All entries should be output exactly as they stand.

(Figure contents as structured data)
>>>>
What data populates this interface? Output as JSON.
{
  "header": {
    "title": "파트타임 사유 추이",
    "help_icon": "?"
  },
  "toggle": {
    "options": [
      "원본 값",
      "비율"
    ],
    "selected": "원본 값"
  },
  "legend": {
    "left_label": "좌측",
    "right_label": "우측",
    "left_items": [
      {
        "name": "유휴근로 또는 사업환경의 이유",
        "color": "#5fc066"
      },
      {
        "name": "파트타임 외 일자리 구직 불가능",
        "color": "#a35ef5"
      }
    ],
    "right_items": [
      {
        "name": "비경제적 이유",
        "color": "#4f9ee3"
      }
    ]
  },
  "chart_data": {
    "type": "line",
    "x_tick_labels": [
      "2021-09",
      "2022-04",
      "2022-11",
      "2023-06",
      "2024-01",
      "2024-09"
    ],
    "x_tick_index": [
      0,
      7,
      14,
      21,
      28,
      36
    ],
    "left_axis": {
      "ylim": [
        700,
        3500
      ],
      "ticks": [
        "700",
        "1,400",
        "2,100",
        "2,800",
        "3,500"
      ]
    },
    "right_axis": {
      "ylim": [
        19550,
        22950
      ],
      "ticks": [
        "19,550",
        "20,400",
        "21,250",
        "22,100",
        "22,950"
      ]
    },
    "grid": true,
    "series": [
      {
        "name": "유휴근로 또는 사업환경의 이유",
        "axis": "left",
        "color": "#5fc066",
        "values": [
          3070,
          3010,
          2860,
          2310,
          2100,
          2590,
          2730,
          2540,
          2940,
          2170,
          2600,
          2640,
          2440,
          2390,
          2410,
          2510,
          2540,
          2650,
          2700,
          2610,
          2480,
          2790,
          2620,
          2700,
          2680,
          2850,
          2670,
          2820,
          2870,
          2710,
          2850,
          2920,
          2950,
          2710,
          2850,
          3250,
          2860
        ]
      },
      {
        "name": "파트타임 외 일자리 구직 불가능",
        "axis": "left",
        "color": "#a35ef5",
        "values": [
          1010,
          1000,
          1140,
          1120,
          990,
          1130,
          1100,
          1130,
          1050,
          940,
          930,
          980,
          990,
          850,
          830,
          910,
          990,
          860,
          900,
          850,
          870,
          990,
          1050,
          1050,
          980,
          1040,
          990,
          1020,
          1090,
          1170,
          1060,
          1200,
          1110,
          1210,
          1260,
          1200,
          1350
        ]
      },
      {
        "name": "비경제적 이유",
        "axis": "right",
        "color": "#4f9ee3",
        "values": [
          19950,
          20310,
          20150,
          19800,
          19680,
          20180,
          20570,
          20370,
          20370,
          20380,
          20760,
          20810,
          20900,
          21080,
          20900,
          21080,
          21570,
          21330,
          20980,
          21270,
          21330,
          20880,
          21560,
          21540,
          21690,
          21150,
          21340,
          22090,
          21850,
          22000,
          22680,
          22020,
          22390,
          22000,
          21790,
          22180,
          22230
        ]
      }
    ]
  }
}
<<<<
• _Final answer_:
What data populates this interface? Output as JSON.
{
  "header": {
    "title": "파트타임 사유 추이",
    "help_icon": "?"
  },
  "toggle": {
    "options": [
      "원본 값",
      "비율"
    ],
    "selected": "원본 값"
  },
  "legend": {
    "left_label": "좌측",
    "right_label": "우측",
    "left_items": [
      {
        "name": "유휴근로 또는 사업환경의 이유",
        "color": "#5fc066"
      },
      {
        "name": "파트타임 외 일자리 구직 불가능",
        "color": "#a35ef5"
      }
    ],
    "right_items": [
      {
        "name": "비경제적 이유",
        "color": "#4f9ee3"
      }
    ]
  },
  "chart_data": {
    "type": "line",
    "x_tick_labels": [
      "2021-09",
      "2022-04",
      "2022-11",
      "2023-06",
      "2024-01",
      "2024-09"
    ],
    "x_tick_index": [
      0,
      7,
      14,
      21,
      28,
      36
    ],
    "left_axis": {
      "ylim": [
        700,
        3500
      ],
      "ticks": [
        "700",
        "1,400",
        "2,100",
        "2,800",
        "3,500"
      ]
    },
    "right_axis": {
      "ylim": [
        19550,
        22950
      ],
      "ticks": [
        "19,550",
        "20,400",
        "21,250",
        "22,100",
        "22,950"
      ]
    },
    "grid": true,
    "series": [
      {
        "name": "유휴근로 또는 사업환경의 이유",
        "axis": "left",
        "color": "#5fc066",
        "values": [
          3070,
          3010,
          2860,
          2310,
          2100,
          2590,
          2730,
          2540,
          2940,
          2170,
          2600,
          2640,
          2440,
          2390,
          2410,
          2510,
          2540,
          2650,
          2700,
          2610,
          2480,
          2790,
          2620,
          2700,
          2680,
          2850,
          2670,
          2820,
          2870,
          2710,
          2850,
          2920,
          2950,
          2710,
          2850,
          3250,
          2860
        ]
      },
      {
        "name": "파트타임 외 일자리 구직 불가능",
        "axis": "left",
        "color": "#a35ef5",
        "values": [
          1010,
          1000,
          1140,
          1120,
          990,
          1130,
          1100,
          1130,
          1050,
          940,
          930,
          980,
          990,
          850,
          830,
          910,
          990,
          860,
          900,
          850,
          870,
          990,
          1050,
          1050,
          980,
          1040,
          990,
          1020,
          1090,
          1170,
          1060,
          1200,
          1110,
          1210,
          1260,
          1200,
          1350
        ]
      },
      {
        "name": "비경제적 이유",
        "axis": "right",
        "color": "#4f9ee3",
        "values": [
          19950,
          20310,
          20150,
          19800,
          19680,
          20180,
          20570,
          20370,
          20370,
          20380,
          20760,
          20810,
          20900,
          21080,
          20900,
          21080,
          21570,
          21330,
          20980,
          21270,
          21330,
          20880,
          21560,
          21540,
          21690,
          21150,
          21340,
          22090,
          21850,
          22000,
          22680,
          22020,
          22390,
          22000,
          21790,
          22180,
          22230
        ]
      }
    ]
  }
}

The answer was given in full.